● Input data:
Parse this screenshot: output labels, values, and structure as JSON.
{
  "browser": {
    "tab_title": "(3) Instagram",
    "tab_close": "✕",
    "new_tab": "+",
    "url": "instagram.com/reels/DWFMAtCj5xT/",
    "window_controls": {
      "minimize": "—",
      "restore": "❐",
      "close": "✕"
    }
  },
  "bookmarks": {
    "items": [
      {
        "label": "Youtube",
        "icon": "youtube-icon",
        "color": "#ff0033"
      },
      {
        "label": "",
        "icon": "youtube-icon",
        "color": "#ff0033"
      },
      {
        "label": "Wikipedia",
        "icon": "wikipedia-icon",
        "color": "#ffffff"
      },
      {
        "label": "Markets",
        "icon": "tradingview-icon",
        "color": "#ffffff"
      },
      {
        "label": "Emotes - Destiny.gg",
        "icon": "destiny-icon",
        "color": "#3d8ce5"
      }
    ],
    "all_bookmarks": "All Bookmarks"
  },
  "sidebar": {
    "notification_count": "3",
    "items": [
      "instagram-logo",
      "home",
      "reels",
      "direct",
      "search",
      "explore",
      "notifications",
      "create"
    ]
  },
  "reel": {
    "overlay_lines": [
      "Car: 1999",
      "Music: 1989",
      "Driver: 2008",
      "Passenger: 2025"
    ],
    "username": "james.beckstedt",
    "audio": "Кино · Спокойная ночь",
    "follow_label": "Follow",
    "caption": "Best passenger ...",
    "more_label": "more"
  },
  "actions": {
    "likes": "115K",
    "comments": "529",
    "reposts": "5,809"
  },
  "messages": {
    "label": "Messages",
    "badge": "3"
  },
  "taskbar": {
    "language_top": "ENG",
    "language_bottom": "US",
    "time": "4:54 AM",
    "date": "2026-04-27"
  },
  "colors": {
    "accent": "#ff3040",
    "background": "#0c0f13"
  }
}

● Work to complete: Scan the listing above for the word "reels" and show each line where it is found.

● Response:
    "url": "instagram.com/reels/DWFMAtCj5xT/",
      "reels",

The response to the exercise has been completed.